▶ **Directive**
Word for word, repeat the entries, minus the pictures.

▶ **Task data**
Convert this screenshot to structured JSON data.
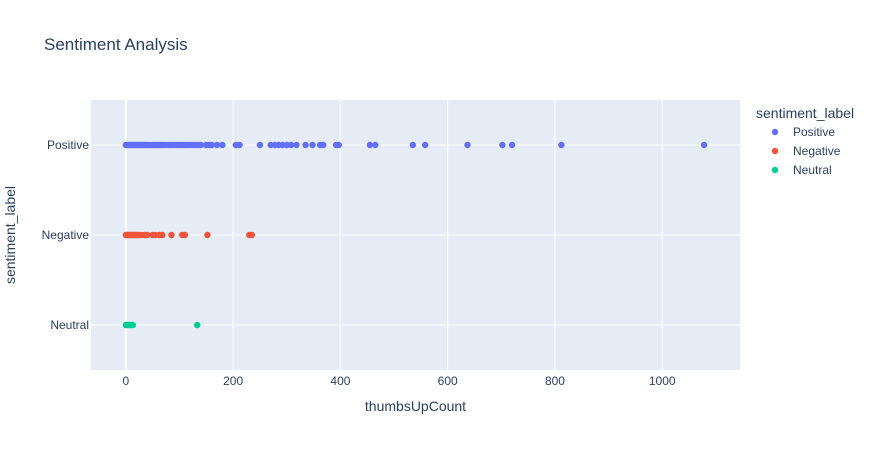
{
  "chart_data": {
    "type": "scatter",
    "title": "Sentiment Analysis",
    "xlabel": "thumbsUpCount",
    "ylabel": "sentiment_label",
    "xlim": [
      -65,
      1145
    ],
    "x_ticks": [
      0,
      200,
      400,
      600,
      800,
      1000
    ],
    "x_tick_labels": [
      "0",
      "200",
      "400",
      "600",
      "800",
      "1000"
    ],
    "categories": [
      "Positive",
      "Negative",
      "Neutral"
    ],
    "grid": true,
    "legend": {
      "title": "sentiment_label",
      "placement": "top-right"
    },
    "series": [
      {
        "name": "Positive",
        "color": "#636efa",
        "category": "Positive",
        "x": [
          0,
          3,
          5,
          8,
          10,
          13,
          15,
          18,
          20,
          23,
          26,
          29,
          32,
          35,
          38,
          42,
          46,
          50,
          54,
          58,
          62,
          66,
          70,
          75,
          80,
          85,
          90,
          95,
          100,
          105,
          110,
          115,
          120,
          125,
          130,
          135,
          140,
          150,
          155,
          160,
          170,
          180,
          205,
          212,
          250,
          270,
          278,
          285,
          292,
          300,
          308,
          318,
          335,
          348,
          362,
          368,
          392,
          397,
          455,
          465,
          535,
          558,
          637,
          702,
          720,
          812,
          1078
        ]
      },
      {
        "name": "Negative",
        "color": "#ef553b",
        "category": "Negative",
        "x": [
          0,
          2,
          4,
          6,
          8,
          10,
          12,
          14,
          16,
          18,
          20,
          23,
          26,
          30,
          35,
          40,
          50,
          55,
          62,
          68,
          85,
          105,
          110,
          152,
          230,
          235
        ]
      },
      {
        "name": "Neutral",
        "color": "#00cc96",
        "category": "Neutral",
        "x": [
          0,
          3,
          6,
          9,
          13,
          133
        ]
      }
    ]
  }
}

▶ **Finished answer**
Convert this screenshot to structured JSON data.
{
  "chart_data": {
    "type": "scatter",
    "title": "Sentiment Analysis",
    "xlabel": "thumbsUpCount",
    "ylabel": "sentiment_label",
    "xlim": [
      -65,
      1145
    ],
    "x_ticks": [
      0,
      200,
      400,
      600,
      800,
      1000
    ],
    "x_tick_labels": [
      "0",
      "200",
      "400",
      "600",
      "800",
      "1000"
    ],
    "categories": [
      "Positive",
      "Negative",
      "Neutral"
    ],
    "grid": true,
    "legend": {
      "title": "sentiment_label",
      "placement": "top-right"
    },
    "series": [
      {
        "name": "Positive",
        "color": "#636efa",
        "category": "Positive",
        "x": [
          0,
          3,
          5,
          8,
          10,
          13,
          15,
          18,
          20,
          23,
          26,
          29,
          32,
          35,
          38,
          42,
          46,
          50,
          54,
          58,
          62,
          66,
          70,
          75,
          80,
          85,
          90,
          95,
          100,
          105,
          110,
          115,
          120,
          125,
          130,
          135,
          140,
          150,
          155,
          160,
          170,
          180,
          205,
          212,
          250,
          270,
          278,
          285,
          292,
          300,
          308,
          318,
          335,
          348,
          362,
          368,
          392,
          397,
          455,
          465,
          535,
          558,
          637,
          702,
          720,
          812,
          1078
        ]
      },
      {
        "name": "Negative",
        "color": "#ef553b",
        "category": "Negative",
        "x": [
          0,
          2,
          4,
          6,
          8,
          10,
          12,
          14,
          16,
          18,
          20,
          23,
          26,
          30,
          35,
          40,
          50,
          55,
          62,
          68,
          85,
          105,
          110,
          152,
          230,
          235
        ]
      },
      {
        "name": "Neutral",
        "color": "#00cc96",
        "category": "Neutral",
        "x": [
          0,
          3,
          6,
          9,
          13,
          133
        ]
      }
    ]
  }
}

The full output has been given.